### WHAT YOU NEED TO DO
Copy each line that has the string "frac" somewhere in it.

Dataset excerpt:
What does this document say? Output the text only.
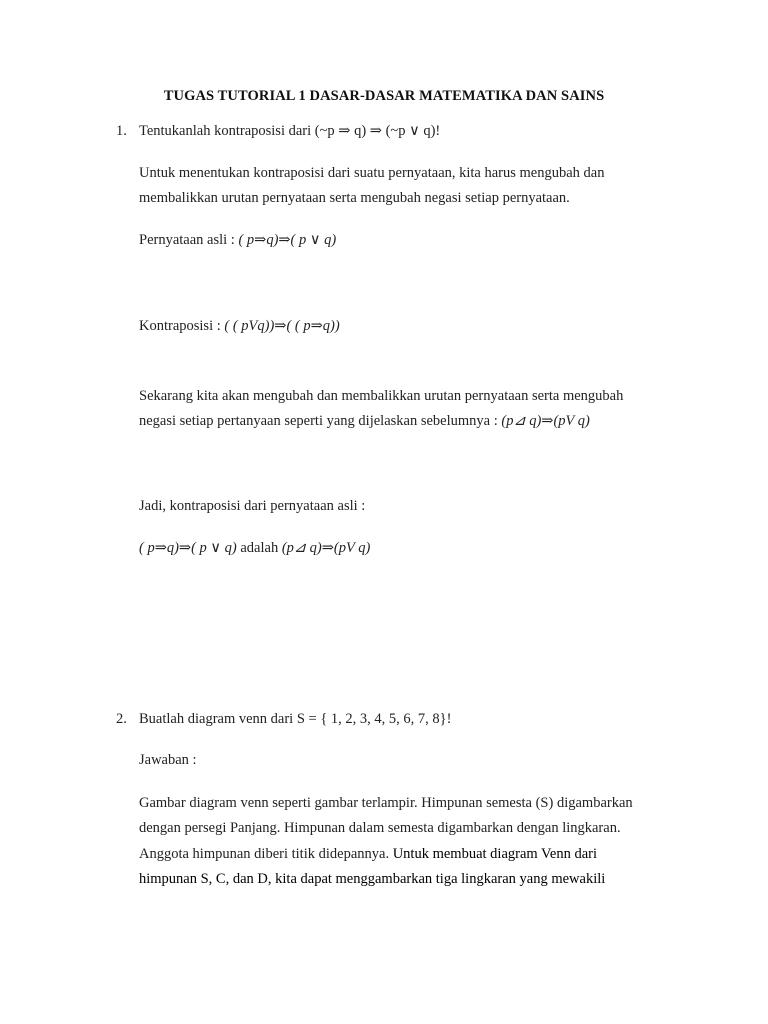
TUGAS TUTORIAL 1 DASAR-DASAR MATEMATIKA DAN SAINS
1. Tentukanlah kontraposisi dari (~p ⇒ q) ⇒ (~p ∨ q)!
Untuk menentukan kontraposisi dari suatu pernyataan, kita harus mengubah dan
membalikkan urutan pernyataan serta mengubah negasi setiap pernyataan.
Pernyataan asli : ( p⇒q)⇒( p ∨ q)
Kontraposisi : ( ( pVq))⇒( ( p⇒q))
Sekarang kita akan mengubah dan membalikkan urutan pernyataan serta mengubah
negasi setiap pertanyaan seperti yang dijelaskan sebelumnya : (p⊿ q)⇒(pV q)
Jadi, kontraposisi dari pernyataan asli :
( p⇒q)⇒( p ∨ q) adalah (p⊿ q)⇒(pV q)
2. Buatlah diagram venn dari S = { 1, 2, 3, 4, 5, 6, 7, 8}!
Jawaban :
Gambar diagram venn seperti gambar terlampir. Himpunan semesta (S) digambarkan
dengan persegi Panjang. Himpunan dalam semesta digambarkan dengan lingkaran.
Anggota himpunan diberi titik didepannya. Untuk membuat diagram Venn dari
himpunan S, C, dan D, kita dapat menggambarkan tiga lingkaran yang mewakili
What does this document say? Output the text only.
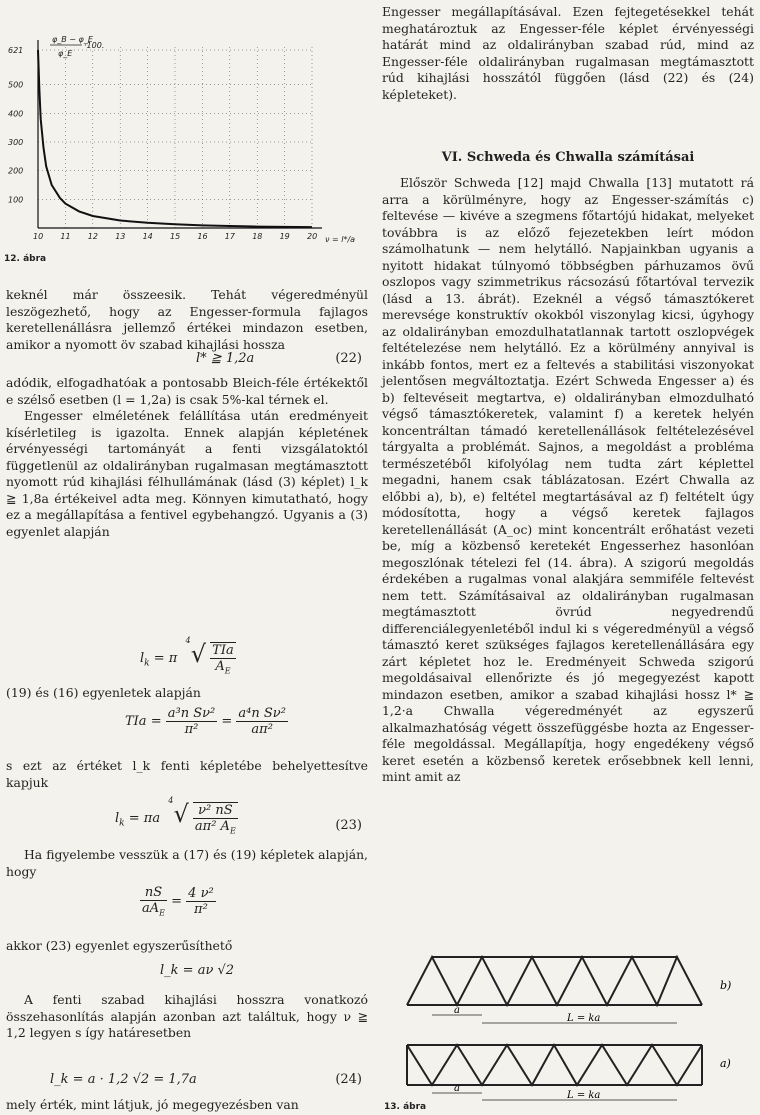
100
200
300
400
500
621
10 11 12 13 14 15 16 17 18 19 20
φ_B − φ_E
φ_E
·100.
ν = l*/a
12. ábra

keknél már összeesik. Tehát végeredményül leszögezhető, hogy az Engesser-formula fajlagos keretellenállásra jellemző értékei mindazon esetben, amikor a nyomott öv szabad kihajlási hossza

l* ≧ 1,2a	(22)

adódik, elfogadhatóak a pontosabb Bleich-féle értékektől e szélső esetben (l = 1,2a) is csak 5%-kal térnek el.

Engesser elméletének felállítása után eredményeit kísérletileg is igazolta. Ennek alapján képletének érvényességi tartományát a fenti vizsgálatoktól függetlenül az oldalirányban rugalmasan megtámasztott nyomott rúd kihajlási félhullámának (lásd (3) képlet) l_k ≧ 1,8a értékeivel adta meg. Könnyen kimutatható, hogy ez a megállapítása a fentivel egybehangzó. Ugyanis a (3) egyenlet alapján

$l_k = \pi$ $^4$ √ $\frac{\text{TIa}}{A_E}$

(19) és (16) egyenletek alapján

TIa = $\frac{\text{a³n Sν²}}{\text{π²}} = \frac{\text{a⁴n Sν²}}{\text{aπ²}}$

s ezt az értéket l_k fenti képletébe behelyettesítve kapjuk

$l_k = \pi a$ $^4$ √ $\frac{\text{ν² nS}}{a\pi^2 A_E}$	(23)

Ha figyelembe vesszük a (17) és (19) képletek alapján, hogy

$\frac{nS}{aA_E} = \frac{\text{4 ν²}}{\text{π²}}$

akkor (23) egyenlet egyszerűsíthető

l_k = aν √2

A fenti szabad kihajlási hosszra vonatkozó összehasonlítás alapján azonban azt találtuk, hogy ν ≧ 1,2 legyen s így határesetben

l_k = a · 1,2 √2 = 1,7a	(24)

mely érték, mint látjuk, jó megegyezésben van

Engesser megállapításával. Ezen fejtegetésekkel tehát meghatároztuk az Engesser-féle képlet érvényességi határát mind az oldalirányban szabad rúd, mind az Engesser-féle oldalirányban rugalmasan megtámasztott rúd kihajlási hosszától függően (lásd (22) és (24) képleteket).

VI. Schweda és Chwalla számításai

Először Schweda [12] majd Chwalla [13] mutatott rá arra a körülményre, hogy az Engesser-számítás c) feltevése — kivéve a szegmens főtartójú hidakat, melyeket továbbra is az előző fejezetekben leírt módon számolhatunk — nem helytálló. Napjainkban ugyanis a nyitott hidakat túlnyomó többségben párhuzamos övű oszlopos vagy szimmetrikus rácsozású főtartóval tervezik (lásd a 13. ábrát). Ezeknél a végső támasztókeret merevsége konstruktív okokból viszonylag kicsi, úgyhogy az oldalirányban emozdulhatatlannak tartott oszlopvégek feltételezése nem helytálló. Ez a körülmény annyival is inkább fontos, mert ez a feltevés a stabilitási viszonyokat jelentősen megváltoztatja. Ezért Schweda Engesser a) és b) feltevéseit megtartva, e) oldalirányban elmozdulható végső támasztókeretek, valamint f) a keretek helyén koncentráltan támadó keretellenállások feltételezésével tárgyalta a problémát. Sajnos, a megoldást a probléma természetéből kifolyólag nem tudta zárt képlettel megadni, hanem csak táblázatosan. Ezért Chwalla az előbbi a), b), e) feltétel megtartásával az f) feltételt úgy módosította, hogy a végső keretek fajlagos keretellenállását (A_oc) mint koncentrált erőhatást vezeti be, míg a közbenső keretekét Engesserhez hasonlóan megoszlónak tételezi fel (14. ábra). A szigorú megoldás érdekében a rugalmas vonal alakjára semmiféle feltevést nem tett. Számításaival az oldalirányban rugalmasan megtámasztott övrúd negyedrendű differenciálegyenletéből indul ki s végeredményül a végső támasztó keret szükséges fajlagos keretellenállására egy zárt képletet hoz le. Eredményeit Schweda szigorú megoldásaival ellenőrizte és jó megegyezést kapott mindazon esetben, amikor a szabad kihajlási hossz l* ≧ 1,2·a Chwalla végeredményét az egyszerű alkalmazhatóság végett összefüggésbe hozta az Engesser-féle megoldással. Megállapítja, hogy engedékeny végső keret esetén a közbenső keretek erősebbnek kell lenni, mint amit az

a
L = ka
a
L = ka
b)
a)
13. ábra
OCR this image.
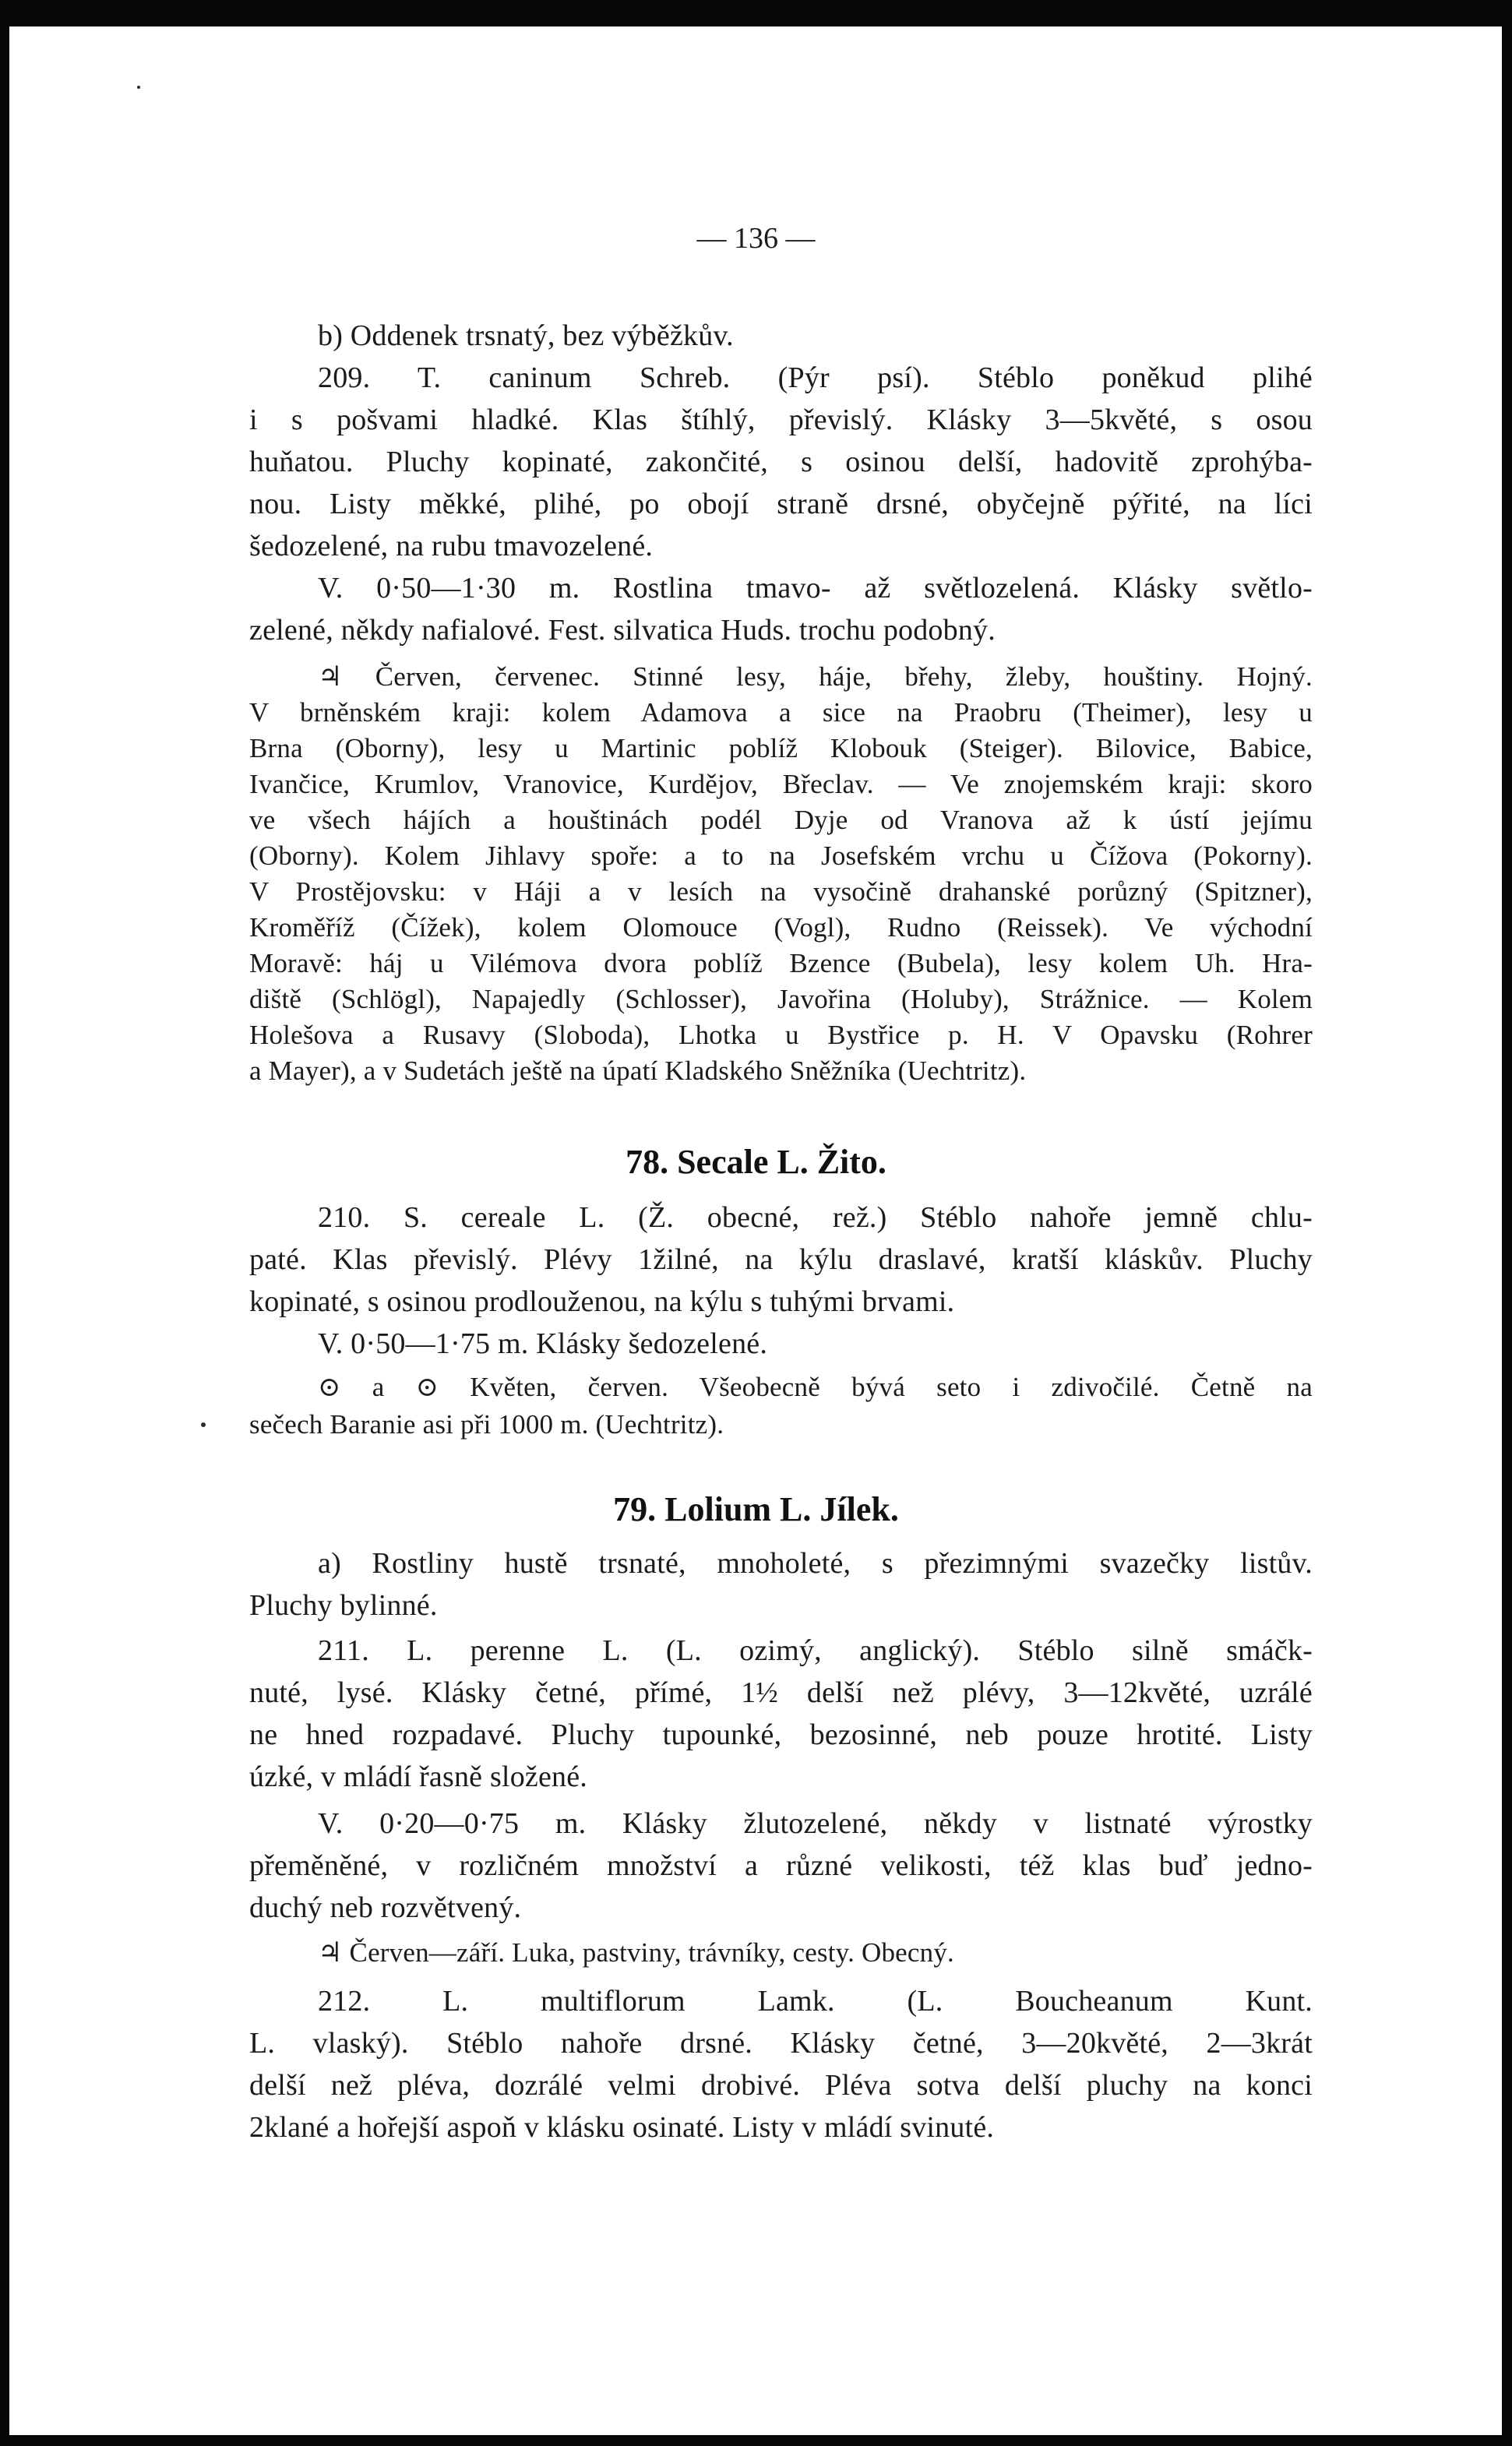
— 136 —
b) Oddenek trsnatý, bez výběžkův.
209. T. caninum Schreb. (Pýr psí). Stéblo poněkud plihé
i s pošvami hladké. Klas štíhlý, převislý. Klásky 3—5květé, s osou
huňatou. Pluchy kopinaté, zakončité, s osinou delší, hadovitě zprohýba-
nou. Listy měkké, plihé, po obojí straně drsné, obyčejně pýřité, na líci
šedozelené, na rubu tmavozelené.
V. 0·50—1·30 m. Rostlina tmavo- až světlozelená. Klásky světlo-
zelené, někdy nafialové. Fest. silvatica Huds. trochu podobný.
♃ Červen, červenec. Stinné lesy, háje, břehy, žleby, houštiny. Hojný.
V brněnském kraji: kolem Adamova a sice na Praobru (Theimer), lesy u
Brna (Oborny), lesy u Martinic poblíž Klobouk (Steiger). Bilovice, Babice,
Ivančice, Krumlov, Vranovice, Kurdějov, Břeclav. — Ve znojemském kraji: skoro
ve všech hájích a houštinách podél Dyje od Vranova až k ústí jejímu
(Oborny). Kolem Jihlavy spoře: a to na Josefském vrchu u Čížova (Pokorny).
V Prostějovsku: v Háji a v lesích na vysočině drahanské porůzný (Spitzner),
Kroměříž (Čížek), kolem Olomouce (Vogl), Rudno (Reissek). Ve východní
Moravě: háj u Vilémova dvora poblíž Bzence (Bubela), lesy kolem Uh. Hra-
diště (Schlögl), Napajedly (Schlosser), Javořina (Holuby), Strážnice. — Kolem
Holešova a Rusavy (Sloboda), Lhotka u Bystřice p. H. V Opavsku (Rohrer
a Mayer), a v Sudetách ještě na úpatí Kladského Sněžníka (Uechtritz).
78. Secale L. Žito.
210. S. cereale L. (Ž. obecné, rež.) Stéblo nahoře jemně chlu-
paté. Klas převislý. Plévy 1žilné, na kýlu draslavé, kratší kláskův. Pluchy
kopinaté, s osinou prodlouženou, na kýlu s tuhými brvami.
V. 0·50—1·75 m. Klásky šedozelené.
⊙ a ⊙ Květen, červen. Všeobecně bývá seto i zdivočilé. Četně na
sečech Baranie asi při 1000 m. (Uechtritz).
79. Lolium L. Jílek.
a) Rostliny hustě trsnaté, mnoholeté, s přezimnými svazečky listův.
Pluchy bylinné.
211. L. perenne L. (L. ozimý, anglický). Stéblo silně smáčk-
nuté, lysé. Klásky četné, přímé, 1½ delší než plévy, 3—12květé, uzrálé
ne hned rozpadavé. Pluchy tupounké, bezosinné, neb pouze hrotité. Listy
úzké, v mládí řasně složené.
V. 0·20—0·75 m. Klásky žlutozelené, někdy v listnaté výrostky
přeměněné, v rozličném množství a různé velikosti, též klas buď jedno-
duchý neb rozvětvený.
♃ Červen—září. Luka, pastviny, trávníky, cesty. Obecný.
212. L. multiflorum Lamk. (L. Boucheanum Kunt.
L. vlaský). Stéblo nahoře drsné. Klásky četné, 3—20květé, 2—3krát
delší než pléva, dozrálé velmi drobivé. Pléva sotva delší pluchy na konci
2klané a hořejší aspoň v klásku osinaté. Listy v mládí svinuté.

### WRITTEN ANSWER
$l_k = \pi$ $^4$ √ $\frac{\text{TIa}}{A_E}$
TIa = $\frac{\text{a³n Sν²}}{\text{π²}} = \frac{\text{a⁴n Sν²}}{\text{aπ²}}$
$l_k = \pi a$ $^4$ √ $\frac{\text{ν² nS}}{a\pi^2 A_E}$	(23)
$\frac{nS}{aA_E} = \frac{\text{4 ν²}}{\text{π²}}$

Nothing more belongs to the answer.